> Task prompt
Read the listing and extract each line that includes the word "price".

> Material for this task
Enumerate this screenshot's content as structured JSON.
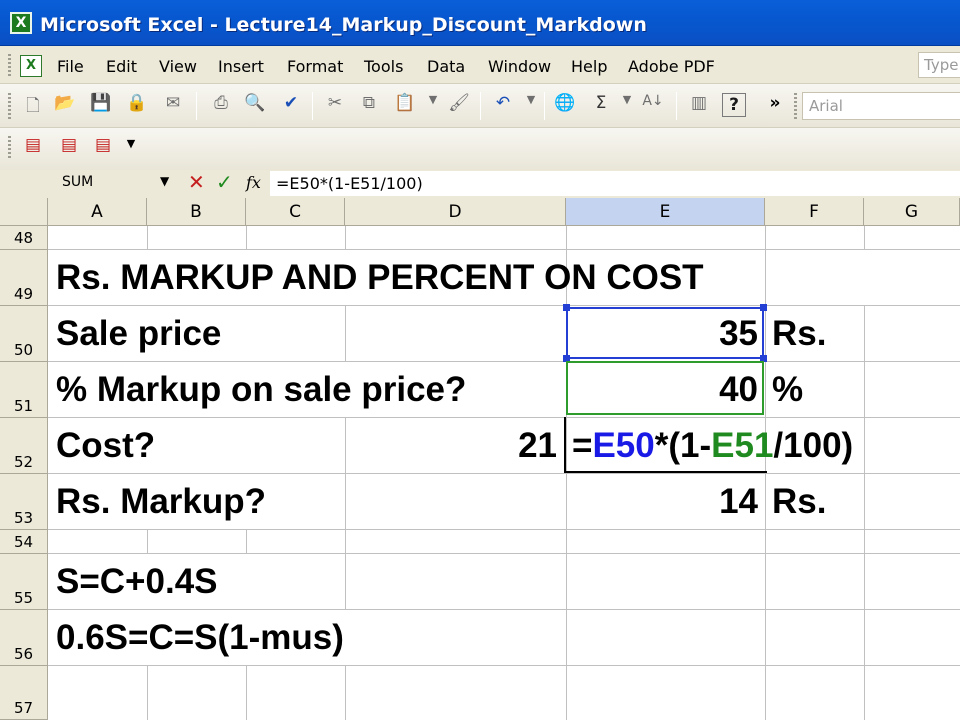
{
  "window": {
    "title": "Microsoft Excel - Lecture14_Markup_Discount_Markdown",
    "app_icon": "excel-icon"
  },
  "menu": {
    "items": [
      "File",
      "Edit",
      "View",
      "Insert",
      "Format",
      "Tools",
      "Data",
      "Window",
      "Help",
      "Adobe PDF"
    ],
    "help_box_text": "Type"
  },
  "toolbar": {
    "font_name": "Arial",
    "buttons": [
      "new-icon",
      "open-icon",
      "save-icon",
      "permission-icon",
      "email-icon",
      "print-icon",
      "print-preview-icon",
      "spelling-icon",
      "cut-icon",
      "copy-icon",
      "paste-icon",
      "format-painter-icon",
      "undo-icon",
      "hyperlink-icon",
      "autosum-icon",
      "sort-icon",
      "chart-wizard-icon",
      "help-icon",
      "overflow-icon"
    ]
  },
  "pdf_toolbar": {
    "buttons": [
      "convert-to-pdf-icon",
      "convert-and-email-icon",
      "pdf-review-icon"
    ]
  },
  "formula_bar": {
    "name_box": "SUM",
    "cancel_symbol": "✕",
    "enter_symbol": "✓",
    "fx_label": "fx",
    "formula": "=E50*(1-E51/100)"
  },
  "sheet": {
    "columns": [
      "A",
      "B",
      "C",
      "D",
      "E",
      "F",
      "G"
    ],
    "active_column": "E",
    "rows": [
      "48",
      "49",
      "50",
      "51",
      "52",
      "53",
      "54",
      "55",
      "56",
      "57"
    ],
    "cells": {
      "A49": "Rs. MARKUP AND PERCENT ON COST",
      "A50": "Sale price",
      "E50": "35",
      "F50": "Rs.",
      "A51": "% Markup on sale price?",
      "E51": "40",
      "F51": "%",
      "A52": "Cost?",
      "D52": "21",
      "A53": "Rs. Markup?",
      "E53": "14",
      "F53": "Rs.",
      "A55": "S=C+0.4S",
      "A56": "0.6S=C=S(1-mus)"
    },
    "edit_cell": {
      "ref": "E52",
      "parts": {
        "eq": "=",
        "ref1": "E50",
        "op1": "*(1-",
        "ref2": "E51",
        "op2": "/100)"
      },
      "ref1_color": "#1a1ae6",
      "ref2_color": "#1f8a1f"
    }
  }
}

> Exercise result
      "A50": "Sale price",
      "A51": "% Markup on sale price?",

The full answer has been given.